Return the entries below verbatim. Pictures stay out.

--- start of MATERIAL FOR THE TASK ---

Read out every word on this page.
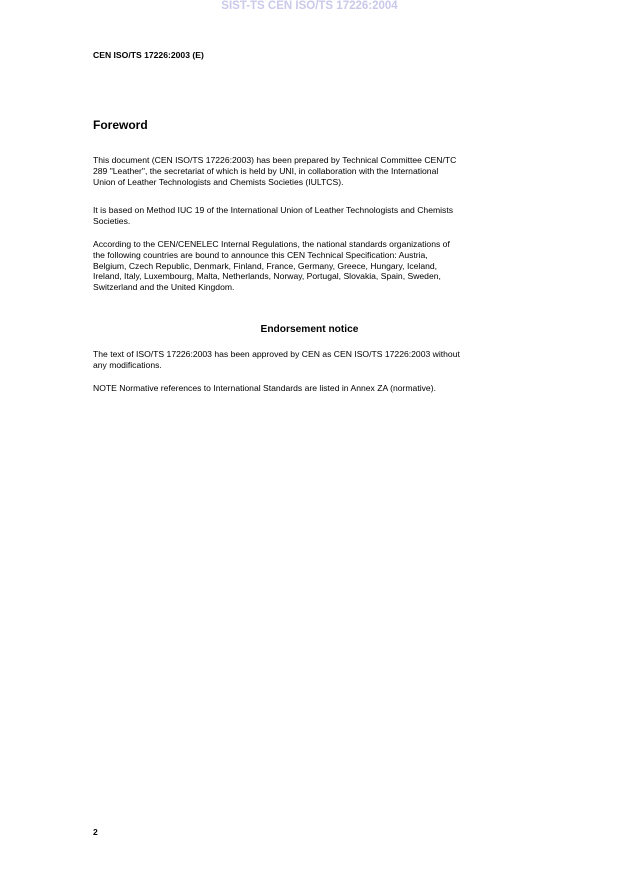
SIST-TS CEN ISO/TS 17226:2004
CEN ISO/TS 17226:2003 (E)
Foreword
This document (CEN ISO/TS 17226:2003) has been prepared by Technical Committee CEN/TC
289 "Leather", the secretariat of which is held by UNI, in collaboration with the International
Union of Leather Technologists and Chemists Societies (IULTCS).
It is based on Method IUC 19 of the International Union of Leather Technologists and Chemists
Societies.
According to the CEN/CENELEC Internal Regulations, the national standards organizations of
the following countries are bound to announce this CEN Technical Specification: Austria,
Belgium, Czech Republic, Denmark, Finland, France, Germany, Greece, Hungary, Iceland,
Ireland, Italy, Luxembourg, Malta, Netherlands, Norway, Portugal, Slovakia, Spain, Sweden,
Switzerland and the United Kingdom.
Endorsement notice
The text of ISO/TS 17226:2003 has been approved by CEN as CEN ISO/TS 17226:2003 without
any modifications.
NOTE Normative references to International Standards are listed in Annex ZA (normative).
2
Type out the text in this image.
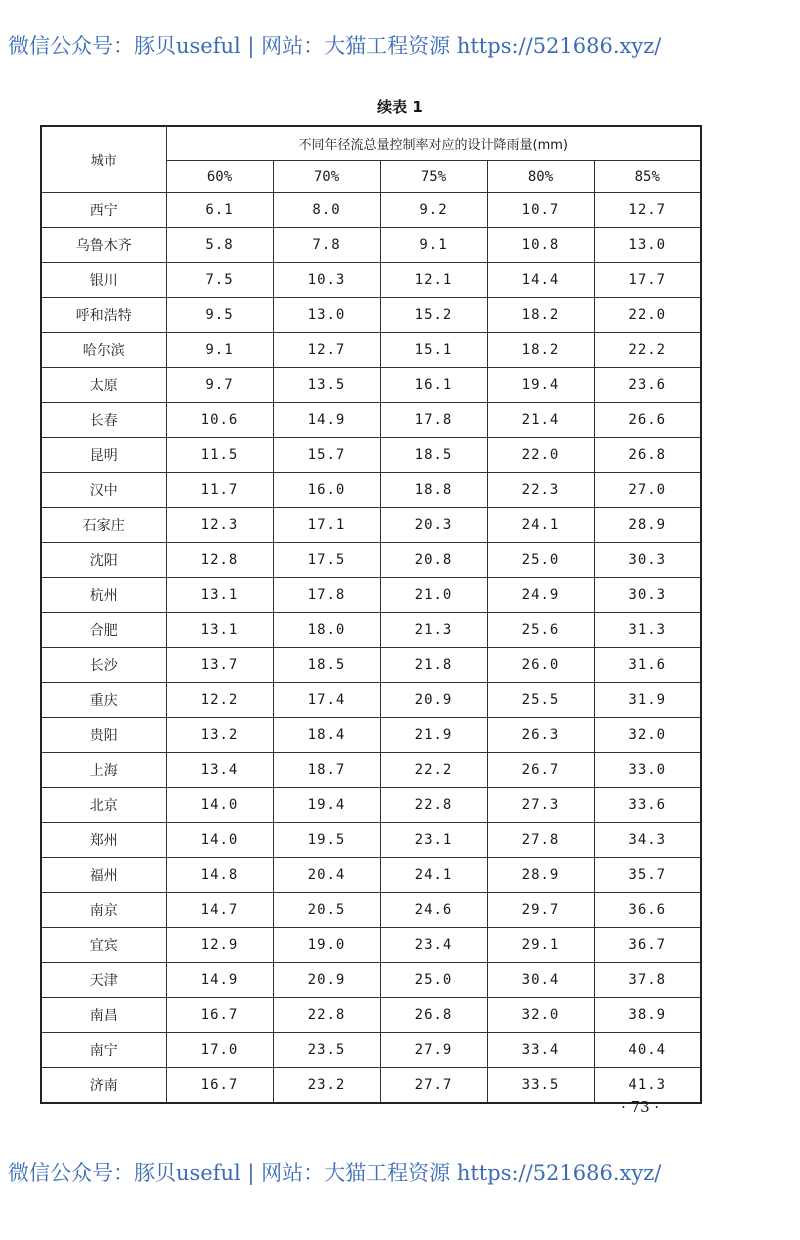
微信公众号：豚贝useful | 网站：大猫工程资源 https://521686.xyz/
续表 1
城市	不同年径流总量控制率对应的设计降雨量(mm)				
	60%	70%	75%	80%	85%
西宁	6.1	8.0	9.2	10.7	12.7
乌鲁木齐	5.8	7.8	9.1	10.8	13.0
银川	7.5	10.3	12.1	14.4	17.7
呼和浩特	9.5	13.0	15.2	18.2	22.0
哈尔滨	9.1	12.7	15.1	18.2	22.2
太原	9.7	13.5	16.1	19.4	23.6
长春	10.6	14.9	17.8	21.4	26.6
昆明	11.5	15.7	18.5	22.0	26.8
汉中	11.7	16.0	18.8	22.3	27.0
石家庄	12.3	17.1	20.3	24.1	28.9
沈阳	12.8	17.5	20.8	25.0	30.3
杭州	13.1	17.8	21.0	24.9	30.3
合肥	13.1	18.0	21.3	25.6	31.3
长沙	13.7	18.5	21.8	26.0	31.6
重庆	12.2	17.4	20.9	25.5	31.9
贵阳	13.2	18.4	21.9	26.3	32.0
上海	13.4	18.7	22.2	26.7	33.0
北京	14.0	19.4	22.8	27.3	33.6
郑州	14.0	19.5	23.1	27.8	34.3
福州	14.8	20.4	24.1	28.9	35.7
南京	14.7	20.5	24.6	29.7	36.6
宜宾	12.9	19.0	23.4	29.1	36.7
天津	14.9	20.9	25.0	30.4	37.8
南昌	16.7	22.8	26.8	32.0	38.9
南宁	17.0	23.5	27.9	33.4	40.4
济南	16.7	23.2	27.7	33.5	41.3
· 73 ·
微信公众号：豚贝useful | 网站：大猫工程资源 https://521686.xyz/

--- end of MATERIAL FOR THE TASK ---

THE OUTPUT:
Read out every word on this page.
SIST-TS CEN ISO/TS 17226:2004
CEN ISO/TS 17226:2003 (E)
Foreword
This document (CEN ISO/TS 17226:2003) has been prepared by Technical Committee CEN/TC
289 "Leather", the secretariat of which is held by UNI, in collaboration with the International
Union of Leather Technologists and Chemists Societies (IULTCS).
It is based on Method IUC 19 of the International Union of Leather Technologists and Chemists
Societies.
According to the CEN/CENELEC Internal Regulations, the national standards organizations of
the following countries are bound to announce this CEN Technical Specification: Austria,
Belgium, Czech Republic, Denmark, Finland, France, Germany, Greece, Hungary, Iceland,
Ireland, Italy, Luxembourg, Malta, Netherlands, Norway, Portugal, Slovakia, Spain, Sweden,
Switzerland and the United Kingdom.
Endorsement notice
The text of ISO/TS 17226:2003 has been approved by CEN as CEN ISO/TS 17226:2003 without
any modifications.
NOTE Normative references to International Standards are listed in Annex ZA (normative).
2
Type out the text in this image.
微信公众号：豚贝useful | 网站：大猫工程资源 https://521686.xyz/
续表 1
城市	不同年径流总量控制率对应的设计降雨量(mm)				
	60%	70%	75%	80%	85%
西宁	6.1	8.0	9.2	10.7	12.7
乌鲁木齐	5.8	7.8	9.1	10.8	13.0
银川	7.5	10.3	12.1	14.4	17.7
呼和浩特	9.5	13.0	15.2	18.2	22.0
哈尔滨	9.1	12.7	15.1	18.2	22.2
太原	9.7	13.5	16.1	19.4	23.6
长春	10.6	14.9	17.8	21.4	26.6
昆明	11.5	15.7	18.5	22.0	26.8
汉中	11.7	16.0	18.8	22.3	27.0
石家庄	12.3	17.1	20.3	24.1	28.9
沈阳	12.8	17.5	20.8	25.0	30.3
杭州	13.1	17.8	21.0	24.9	30.3
合肥	13.1	18.0	21.3	25.6	31.3
长沙	13.7	18.5	21.8	26.0	31.6
重庆	12.2	17.4	20.9	25.5	31.9
贵阳	13.2	18.4	21.9	26.3	32.0
上海	13.4	18.7	22.2	26.7	33.0
北京	14.0	19.4	22.8	27.3	33.6
郑州	14.0	19.5	23.1	27.8	34.3
福州	14.8	20.4	24.1	28.9	35.7
南京	14.7	20.5	24.6	29.7	36.6
宜宾	12.9	19.0	23.4	29.1	36.7
天津	14.9	20.9	25.0	30.4	37.8
南昌	16.7	22.8	26.8	32.0	38.9
南宁	17.0	23.5	27.9	33.4	40.4
济南	16.7	23.2	27.7	33.5	41.3
· 73 ·
微信公众号：豚贝useful | 网站：大猫工程资源 https://521686.xyz/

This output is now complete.